##### Stored records

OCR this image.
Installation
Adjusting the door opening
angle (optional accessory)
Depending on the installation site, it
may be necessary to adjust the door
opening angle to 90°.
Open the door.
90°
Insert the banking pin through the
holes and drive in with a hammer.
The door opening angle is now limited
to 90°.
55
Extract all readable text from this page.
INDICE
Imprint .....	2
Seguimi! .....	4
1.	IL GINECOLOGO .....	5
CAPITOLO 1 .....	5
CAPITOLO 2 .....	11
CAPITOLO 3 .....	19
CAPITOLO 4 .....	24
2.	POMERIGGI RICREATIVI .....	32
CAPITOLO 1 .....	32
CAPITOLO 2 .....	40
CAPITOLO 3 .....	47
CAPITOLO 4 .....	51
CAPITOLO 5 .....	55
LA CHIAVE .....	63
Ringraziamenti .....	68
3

##########

* [Problem details] Copy out every entry again, exactly as it was given.

* [Solution]
OCR this image.
Installation
Adjusting the door opening
angle (optional accessory)
Depending on the installation site, it
may be necessary to adjust the door
opening angle to 90°.
Open the door.
90°
Insert the banking pin through the
holes and drive in with a hammer.
The door opening angle is now limited
to 90°.
55
Extract all readable text from this page.
INDICE
Imprint .....	2
Seguimi! .....	4
1.	IL GINECOLOGO .....	5
CAPITOLO 1 .....	5
CAPITOLO 2 .....	11
CAPITOLO 3 .....	19
CAPITOLO 4 .....	24
2.	POMERIGGI RICREATIVI .....	32
CAPITOLO 1 .....	32
CAPITOLO 2 .....	40
CAPITOLO 3 .....	47
CAPITOLO 4 .....	51
CAPITOLO 5 .....	55
LA CHIAVE .....	63
Ringraziamenti .....	68
3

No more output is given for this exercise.